═══ EXERCISE MATERIALS ═══

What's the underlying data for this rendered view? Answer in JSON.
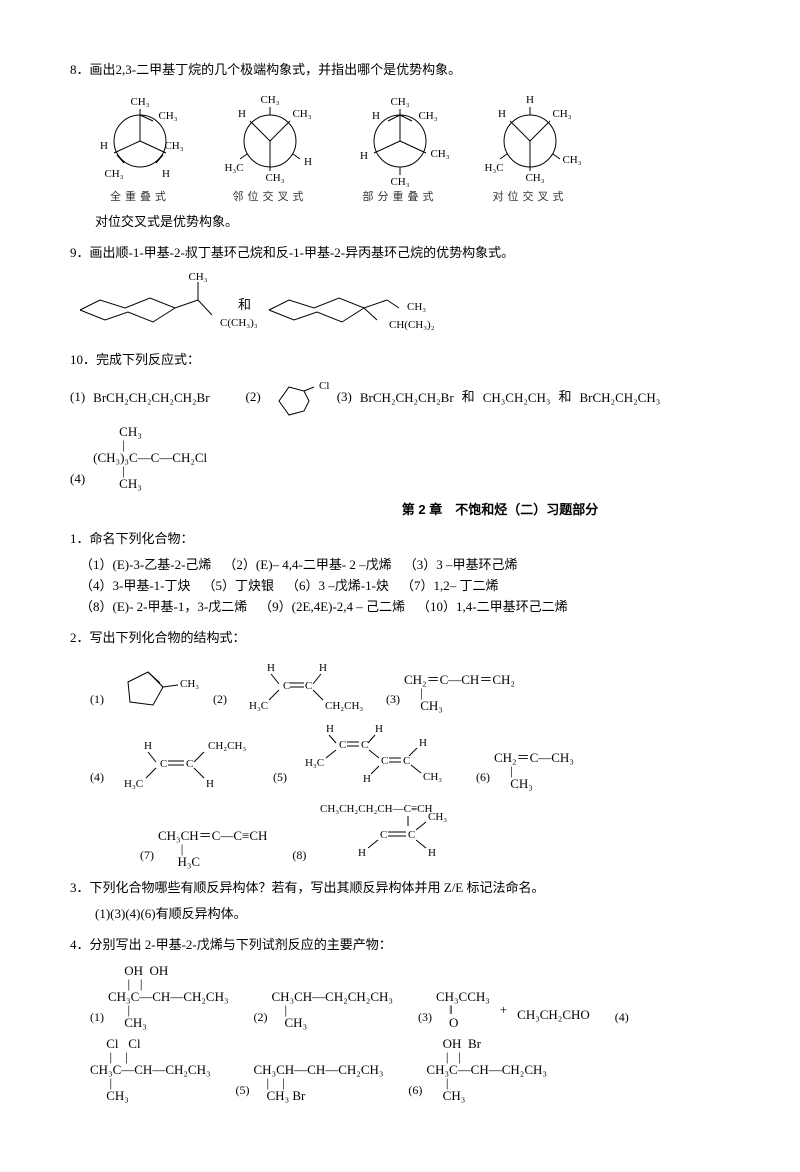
{
  "q8": {
    "text": "8．画出2,3-二甲基丁烷的几个极端构象式，并指出哪个是优势构象。",
    "labels": [
      "全重叠式",
      "邻位交叉式",
      "部分重叠式",
      "对位交叉式"
    ],
    "note": "对位交叉式是优势构象。",
    "groups": {
      "ch3": "CH₃",
      "h": "H",
      "h3c": "H₃C"
    }
  },
  "q9": {
    "text": "9．画出顺-1-甲基-2-叔丁基环己烷和反-1-甲基-2-异丙基环己烷的优势构象式。",
    "labels": {
      "ch3": "CH₃",
      "c_ch3_3": "C(CH₃)₃",
      "ch_ch3_2": "CH(CH₃)₂",
      "and": "和"
    }
  },
  "q10": {
    "text": "10．完成下列反应式：",
    "items": {
      "n1": "(1)",
      "f1": "BrCH₂CH₂CH₂CH₂Br",
      "n2": "(2)",
      "n3": "(3)",
      "f3a": "BrCH₂CH₂CH₂Br",
      "and": "和",
      "f3b": "CH₃CH₂CH₃",
      "f3c": "BrCH₂CH₂CH₃",
      "n4": "(4)"
    },
    "f2_label": "Cl",
    "f4_lines": [
      "        CH₃",
      "         |",
      "(CH₃)₃C—C—CH₂Cl",
      "         |",
      "        CH₃"
    ]
  },
  "chapter": "第 2 章　不饱和烃（二）习题部分",
  "p1": {
    "title": "1．命名下列化合物：",
    "items": [
      "（1）(E)-3-乙基-2-己烯",
      "（2）(E)– 4,4-二甲基- 2 –戊烯",
      "（3）3 –甲基环己烯",
      "（4）3-甲基-1-丁炔",
      "（5）丁炔银",
      "（6）3 –戊烯-1-炔",
      "（7）1,2– 丁二烯",
      "（8）(E)- 2-甲基-1，3-戊二烯",
      "（9）(2E,4E)-2,4 – 己二烯",
      "（10）1,4-二甲基环己二烯"
    ]
  },
  "p2": {
    "title": "2．写出下列化合物的结构式：",
    "nums": [
      "(1)",
      "(2)",
      "(3)",
      "(4)",
      "(5)",
      "(6)",
      "(7)",
      "(8)"
    ],
    "labels": {
      "ch3": "CH₃",
      "h": "H",
      "h3c": "H₃C",
      "ch2ch3": "CH₂CH₃",
      "ch2": "CH₂",
      "c": "C",
      "ch": "CH"
    },
    "f1_label": "CH₃",
    "f3": [
      "CH₂＝C—CH＝CH₂",
      "     |",
      "     CH₃"
    ],
    "f6": [
      "CH₂＝C—CH₃",
      "     |",
      "     CH₃"
    ],
    "f7": [
      "CH₃CH＝C—C≡CH",
      "       |",
      "      H₃C"
    ],
    "f8_top": "CH₃CH₂CH₂CH—C≡CH"
  },
  "p3": {
    "title": "3．下列化合物哪些有顺反异构体？若有，写出其顺反异构体并用 Z/E 标记法命名。",
    "answer": "(1)(3)(4)(6)有顺反异构体。"
  },
  "p4": {
    "title": "4．分别写出 2-甲基-2-戊烯与下列试剂反应的主要产物：",
    "nums": [
      "(1)",
      "(2)",
      "(3)",
      "(4)",
      "(5)",
      "(6)"
    ],
    "f1": [
      "     OH  OH",
      "      |   |",
      "CH₃C—CH—CH₂CH₃",
      "      |",
      "     CH₃"
    ],
    "f2": [
      "CH₃CH—CH₂CH₂CH₃",
      "    |",
      "    CH₃"
    ],
    "f3a": [
      "CH₃CCH₃",
      "    ‖",
      "    O"
    ],
    "f3plus": "+",
    "f3b": "CH₃CH₂CHO",
    "f4": [
      "     Cl   Cl",
      "      |    |",
      "CH₃C—CH—CH₂CH₃",
      "      |",
      "     CH₃"
    ],
    "f5": [
      "CH₃CH—CH—CH₂CH₃",
      "    |    |",
      "    CH₃ Br"
    ],
    "f6": [
      "     OH  Br",
      "      |   |",
      "CH₃C—CH—CH₂CH₃",
      "      |",
      "     CH₃"
    ]
  }
}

═══

§ **REQUIRED TASK**
Look through the records above and report how many lines hold the word "title", giving only the number.

§ **RESULT**
4